** begin Records for the exercise **

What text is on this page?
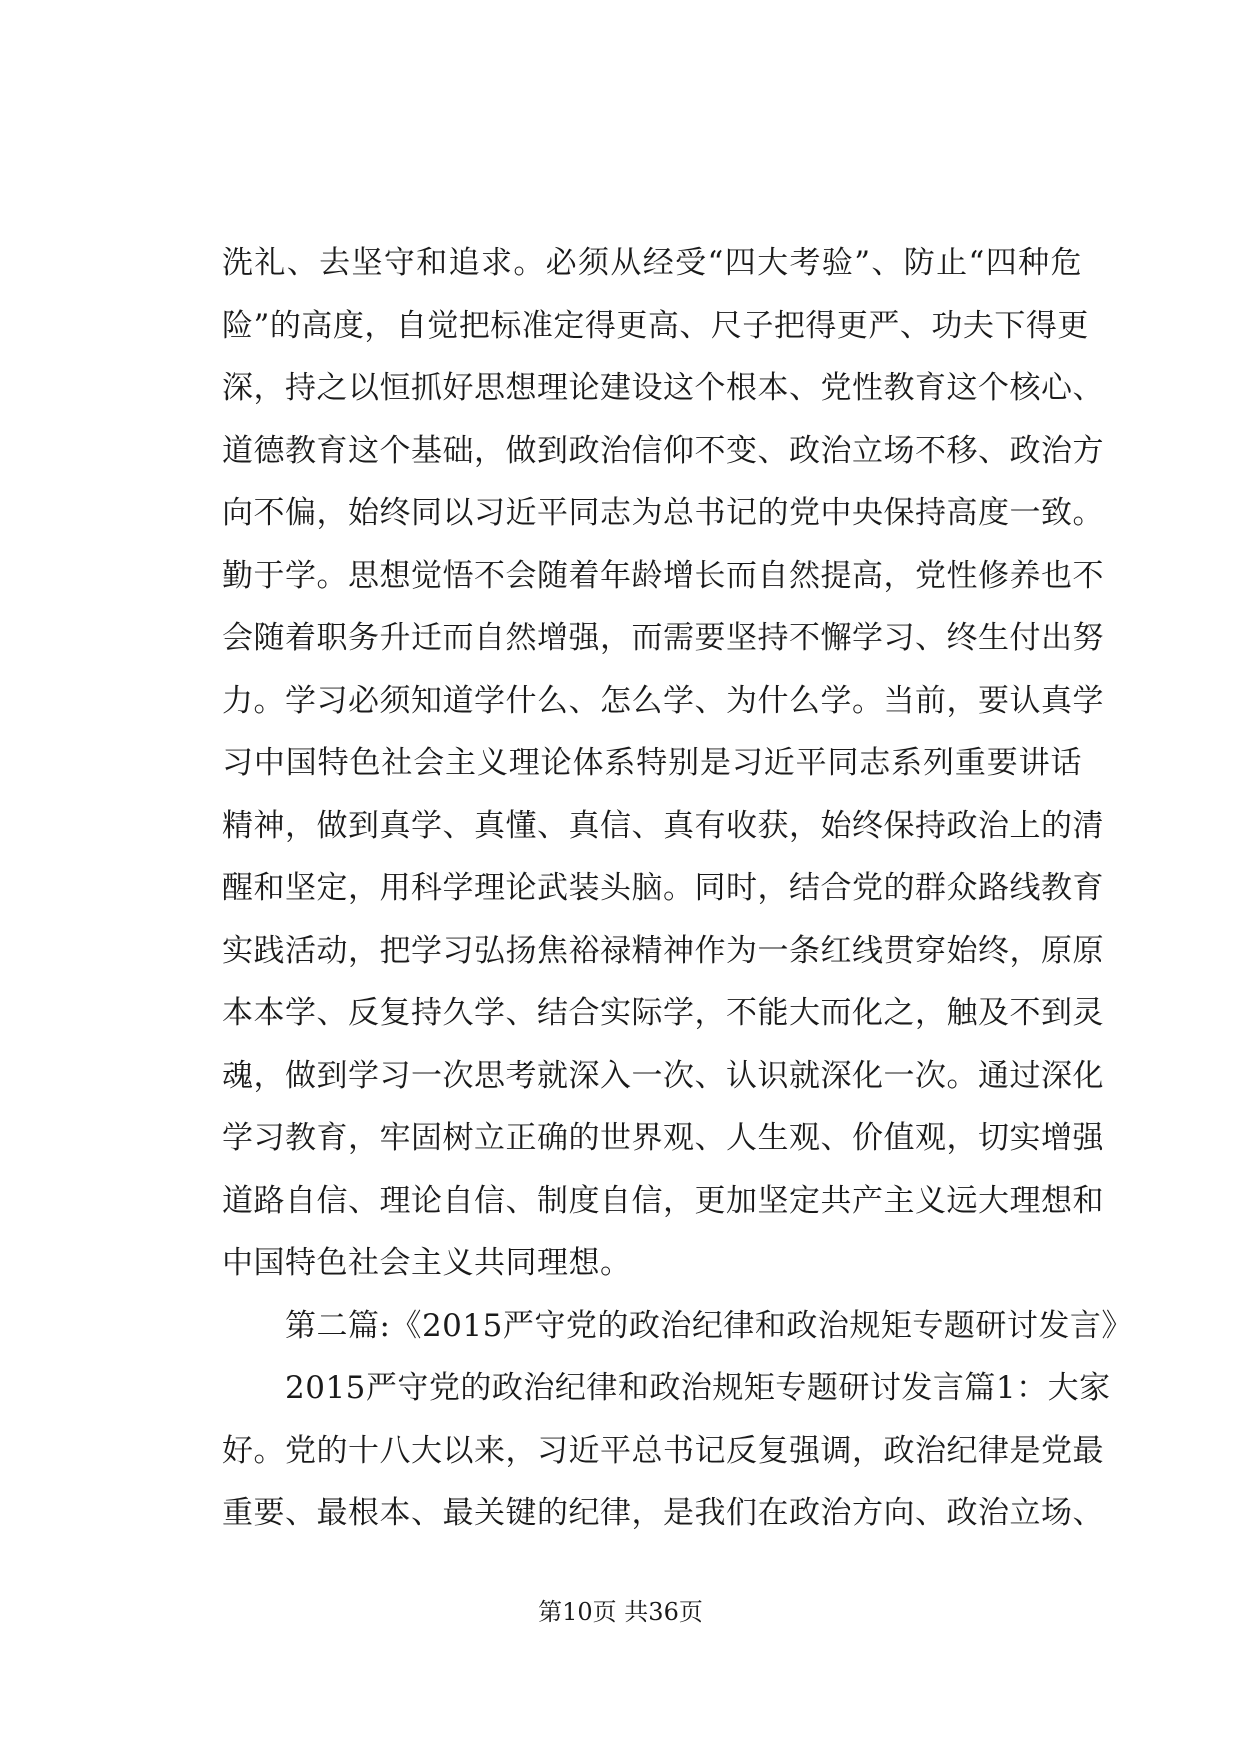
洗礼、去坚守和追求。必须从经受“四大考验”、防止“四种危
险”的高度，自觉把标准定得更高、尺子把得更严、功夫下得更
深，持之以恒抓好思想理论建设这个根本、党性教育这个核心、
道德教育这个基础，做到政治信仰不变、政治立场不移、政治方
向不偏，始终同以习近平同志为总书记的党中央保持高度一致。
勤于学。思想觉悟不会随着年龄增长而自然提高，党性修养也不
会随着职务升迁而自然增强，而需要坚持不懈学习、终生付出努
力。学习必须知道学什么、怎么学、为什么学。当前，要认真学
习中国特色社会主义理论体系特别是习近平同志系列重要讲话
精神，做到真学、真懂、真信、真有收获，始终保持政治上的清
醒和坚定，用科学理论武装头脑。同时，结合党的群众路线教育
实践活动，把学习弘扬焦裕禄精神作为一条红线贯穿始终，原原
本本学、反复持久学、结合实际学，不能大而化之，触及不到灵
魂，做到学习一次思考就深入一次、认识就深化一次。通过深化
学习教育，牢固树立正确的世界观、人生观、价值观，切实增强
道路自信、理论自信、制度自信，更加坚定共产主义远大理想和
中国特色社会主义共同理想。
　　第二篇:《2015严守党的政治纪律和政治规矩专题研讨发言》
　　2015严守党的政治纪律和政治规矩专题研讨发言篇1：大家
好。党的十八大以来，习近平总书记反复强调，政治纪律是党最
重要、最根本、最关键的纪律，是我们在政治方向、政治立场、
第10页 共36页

** end Records for the exercise **

Your objective - Repeat the listing in full and exactly. Leave any pictures out.

Written reply -
What text is on this page?
洗礼、去坚守和追求。必须从经受“四大考验”、防止“四种危
险”的高度，自觉把标准定得更高、尺子把得更严、功夫下得更
深，持之以恒抓好思想理论建设这个根本、党性教育这个核心、
道德教育这个基础，做到政治信仰不变、政治立场不移、政治方
向不偏，始终同以习近平同志为总书记的党中央保持高度一致。
勤于学。思想觉悟不会随着年龄增长而自然提高，党性修养也不
会随着职务升迁而自然增强，而需要坚持不懈学习、终生付出努
力。学习必须知道学什么、怎么学、为什么学。当前，要认真学
习中国特色社会主义理论体系特别是习近平同志系列重要讲话
精神，做到真学、真懂、真信、真有收获，始终保持政治上的清
醒和坚定，用科学理论武装头脑。同时，结合党的群众路线教育
实践活动，把学习弘扬焦裕禄精神作为一条红线贯穿始终，原原
本本学、反复持久学、结合实际学，不能大而化之，触及不到灵
魂，做到学习一次思考就深入一次、认识就深化一次。通过深化
学习教育，牢固树立正确的世界观、人生观、价值观，切实增强
道路自信、理论自信、制度自信，更加坚定共产主义远大理想和
中国特色社会主义共同理想。
　　第二篇:《2015严守党的政治纪律和政治规矩专题研讨发言》
　　2015严守党的政治纪律和政治规矩专题研讨发言篇1：大家
好。党的十八大以来，习近平总书记反复强调，政治纪律是党最
重要、最根本、最关键的纪律，是我们在政治方向、政治立场、
第10页 共36页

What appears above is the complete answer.